All records must be quoted exactly. Omit the pictures.

» Dataset excerpts:
# # # #
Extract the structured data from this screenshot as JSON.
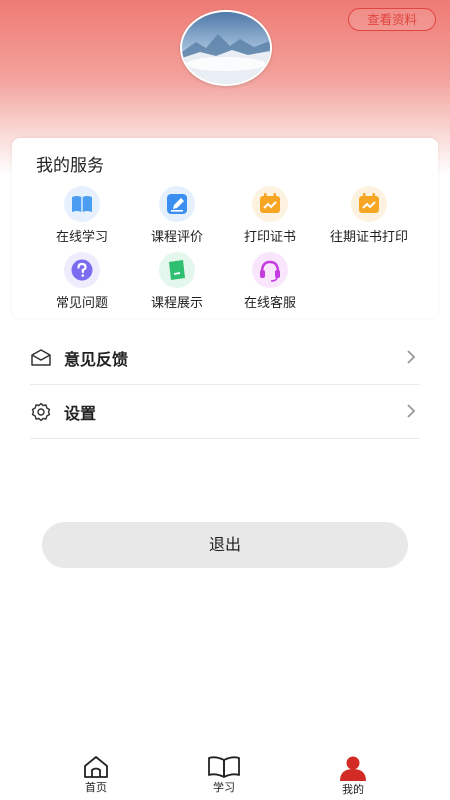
{
  "header": {
    "view_profile_label": "查看资料"
  },
  "services": {
    "title": "我的服务",
    "items": [
      {
        "label": "在线学习",
        "icon": "book-icon",
        "color": "#4a9df0"
      },
      {
        "label": "课程评价",
        "icon": "edit-icon",
        "color": "#3b8ff0"
      },
      {
        "label": "打印证书",
        "icon": "certificate-icon",
        "color": "#f6a623"
      },
      {
        "label": "往期证书打印",
        "icon": "certificate-history-icon",
        "color": "#f6a623"
      },
      {
        "label": "常见问题",
        "icon": "question-icon",
        "color": "#7b6cf0"
      },
      {
        "label": "课程展示",
        "icon": "showcase-icon",
        "color": "#2fbf71"
      },
      {
        "label": "在线客服",
        "icon": "headset-icon",
        "color": "#c43be0"
      }
    ]
  },
  "menu": [
    {
      "label": "意见反馈",
      "icon": "envelope-icon"
    },
    {
      "label": "设置",
      "icon": "gear-icon"
    }
  ],
  "logout_label": "退出",
  "tabbar": {
    "items": [
      {
        "label": "首页",
        "icon": "home-icon"
      },
      {
        "label": "学习",
        "icon": "open-book-icon"
      },
      {
        "label": "我的",
        "icon": "user-icon",
        "active": true
      }
    ],
    "active_color": "#d22a24"
  }
}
# # # #
» The response:
Extract the structured data from this screenshot as JSON.
{
  "header": {
    "view_profile_label": "查看资料"
  },
  "services": {
    "title": "我的服务",
    "items": [
      {
        "label": "在线学习",
        "icon": "book-icon",
        "color": "#4a9df0"
      },
      {
        "label": "课程评价",
        "icon": "edit-icon",
        "color": "#3b8ff0"
      },
      {
        "label": "打印证书",
        "icon": "certificate-icon",
        "color": "#f6a623"
      },
      {
        "label": "往期证书打印",
        "icon": "certificate-history-icon",
        "color": "#f6a623"
      },
      {
        "label": "常见问题",
        "icon": "question-icon",
        "color": "#7b6cf0"
      },
      {
        "label": "课程展示",
        "icon": "showcase-icon",
        "color": "#2fbf71"
      },
      {
        "label": "在线客服",
        "icon": "headset-icon",
        "color": "#c43be0"
      }
    ]
  },
  "menu": [
    {
      "label": "意见反馈",
      "icon": "envelope-icon"
    },
    {
      "label": "设置",
      "icon": "gear-icon"
    }
  ],
  "logout_label": "退出",
  "tabbar": {
    "items": [
      {
        "label": "首页",
        "icon": "home-icon"
      },
      {
        "label": "学习",
        "icon": "open-book-icon"
      },
      {
        "label": "我的",
        "icon": "user-icon",
        "active": true
      }
    ],
    "active_color": "#d22a24"
  }
}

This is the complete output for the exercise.